DO THIS: Please copy out the data below line for line, leaving every character, space, and number unchanged.

-- start --

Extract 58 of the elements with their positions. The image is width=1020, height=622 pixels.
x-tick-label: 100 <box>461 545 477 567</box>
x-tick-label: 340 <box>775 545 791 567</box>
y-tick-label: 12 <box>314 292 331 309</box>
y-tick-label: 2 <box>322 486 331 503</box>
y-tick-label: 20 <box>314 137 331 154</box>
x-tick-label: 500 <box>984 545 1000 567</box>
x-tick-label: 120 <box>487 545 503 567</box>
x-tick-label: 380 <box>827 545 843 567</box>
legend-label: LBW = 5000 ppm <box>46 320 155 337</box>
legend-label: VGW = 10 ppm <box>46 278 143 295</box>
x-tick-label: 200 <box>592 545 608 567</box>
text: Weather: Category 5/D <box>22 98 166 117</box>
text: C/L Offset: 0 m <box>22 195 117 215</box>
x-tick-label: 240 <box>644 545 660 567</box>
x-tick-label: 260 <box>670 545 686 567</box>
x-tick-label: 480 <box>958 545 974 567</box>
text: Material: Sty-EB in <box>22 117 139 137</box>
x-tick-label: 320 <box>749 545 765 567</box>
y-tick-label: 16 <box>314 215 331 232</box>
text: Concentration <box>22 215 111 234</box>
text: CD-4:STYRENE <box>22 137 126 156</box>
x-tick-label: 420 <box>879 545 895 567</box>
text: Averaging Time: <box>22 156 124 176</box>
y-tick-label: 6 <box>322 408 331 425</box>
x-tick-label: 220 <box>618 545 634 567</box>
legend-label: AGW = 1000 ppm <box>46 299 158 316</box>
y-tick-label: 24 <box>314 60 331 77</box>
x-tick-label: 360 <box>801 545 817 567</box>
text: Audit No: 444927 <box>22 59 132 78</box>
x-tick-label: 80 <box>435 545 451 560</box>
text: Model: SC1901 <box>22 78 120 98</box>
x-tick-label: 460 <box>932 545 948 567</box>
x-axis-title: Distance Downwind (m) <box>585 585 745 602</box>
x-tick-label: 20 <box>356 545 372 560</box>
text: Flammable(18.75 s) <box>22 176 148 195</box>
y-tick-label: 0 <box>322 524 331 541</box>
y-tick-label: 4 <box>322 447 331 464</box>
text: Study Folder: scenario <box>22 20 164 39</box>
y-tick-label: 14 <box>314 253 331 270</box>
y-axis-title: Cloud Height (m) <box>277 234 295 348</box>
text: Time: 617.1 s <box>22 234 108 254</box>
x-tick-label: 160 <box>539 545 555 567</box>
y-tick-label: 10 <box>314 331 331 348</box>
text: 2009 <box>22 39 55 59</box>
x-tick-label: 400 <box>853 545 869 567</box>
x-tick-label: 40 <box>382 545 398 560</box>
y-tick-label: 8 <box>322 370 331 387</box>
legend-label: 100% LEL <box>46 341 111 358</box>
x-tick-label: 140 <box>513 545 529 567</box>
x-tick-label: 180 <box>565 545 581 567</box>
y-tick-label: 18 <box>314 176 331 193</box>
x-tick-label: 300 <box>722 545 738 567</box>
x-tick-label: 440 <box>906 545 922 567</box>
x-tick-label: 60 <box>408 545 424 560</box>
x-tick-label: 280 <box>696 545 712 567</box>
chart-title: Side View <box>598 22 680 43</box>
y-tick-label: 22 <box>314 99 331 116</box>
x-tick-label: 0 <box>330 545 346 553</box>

-- end --

FULL ANSWER:
Extract 58 of the elements with their positions. The image is width=1020, height=622 pixels.
x-tick-label: 100 <box>461 545 477 567</box>
x-tick-label: 340 <box>775 545 791 567</box>
y-tick-label: 12 <box>314 292 331 309</box>
y-tick-label: 2 <box>322 486 331 503</box>
y-tick-label: 20 <box>314 137 331 154</box>
x-tick-label: 500 <box>984 545 1000 567</box>
x-tick-label: 120 <box>487 545 503 567</box>
x-tick-label: 380 <box>827 545 843 567</box>
legend-label: LBW = 5000 ppm <box>46 320 155 337</box>
legend-label: VGW = 10 ppm <box>46 278 143 295</box>
x-tick-label: 200 <box>592 545 608 567</box>
text: Weather: Category 5/D <box>22 98 166 117</box>
text: C/L Offset: 0 m <box>22 195 117 215</box>
x-tick-label: 240 <box>644 545 660 567</box>
x-tick-label: 260 <box>670 545 686 567</box>
x-tick-label: 480 <box>958 545 974 567</box>
text: Material: Sty-EB in <box>22 117 139 137</box>
x-tick-label: 320 <box>749 545 765 567</box>
y-tick-label: 16 <box>314 215 331 232</box>
text: Concentration <box>22 215 111 234</box>
text: CD-4:STYRENE <box>22 137 126 156</box>
x-tick-label: 420 <box>879 545 895 567</box>
text: Averaging Time: <box>22 156 124 176</box>
y-tick-label: 6 <box>322 408 331 425</box>
x-tick-label: 220 <box>618 545 634 567</box>
legend-label: AGW = 1000 ppm <box>46 299 158 316</box>
y-tick-label: 24 <box>314 60 331 77</box>
x-tick-label: 360 <box>801 545 817 567</box>
text: Audit No: 444927 <box>22 59 132 78</box>
x-tick-label: 80 <box>435 545 451 560</box>
text: Model: SC1901 <box>22 78 120 98</box>
x-tick-label: 460 <box>932 545 948 567</box>
x-axis-title: Distance Downwind (m) <box>585 585 745 602</box>
x-tick-label: 20 <box>356 545 372 560</box>
text: Flammable(18.75 s) <box>22 176 148 195</box>
y-tick-label: 0 <box>322 524 331 541</box>
y-tick-label: 4 <box>322 447 331 464</box>
text: Study Folder: scenario <box>22 20 164 39</box>
y-tick-label: 14 <box>314 253 331 270</box>
y-axis-title: Cloud Height (m) <box>277 234 295 348</box>
text: Time: 617.1 s <box>22 234 108 254</box>
x-tick-label: 160 <box>539 545 555 567</box>
y-tick-label: 10 <box>314 331 331 348</box>
text: 2009 <box>22 39 55 59</box>
x-tick-label: 400 <box>853 545 869 567</box>
x-tick-label: 40 <box>382 545 398 560</box>
y-tick-label: 8 <box>322 370 331 387</box>
legend-label: 100% LEL <box>46 341 111 358</box>
x-tick-label: 140 <box>513 545 529 567</box>
x-tick-label: 180 <box>565 545 581 567</box>
y-tick-label: 18 <box>314 176 331 193</box>
x-tick-label: 300 <box>722 545 738 567</box>
x-tick-label: 440 <box>906 545 922 567</box>
x-tick-label: 60 <box>408 545 424 560</box>
x-tick-label: 280 <box>696 545 712 567</box>
chart-title: Side View <box>598 22 680 43</box>
y-tick-label: 22 <box>314 99 331 116</box>
x-tick-label: 0 <box>330 545 346 553</box>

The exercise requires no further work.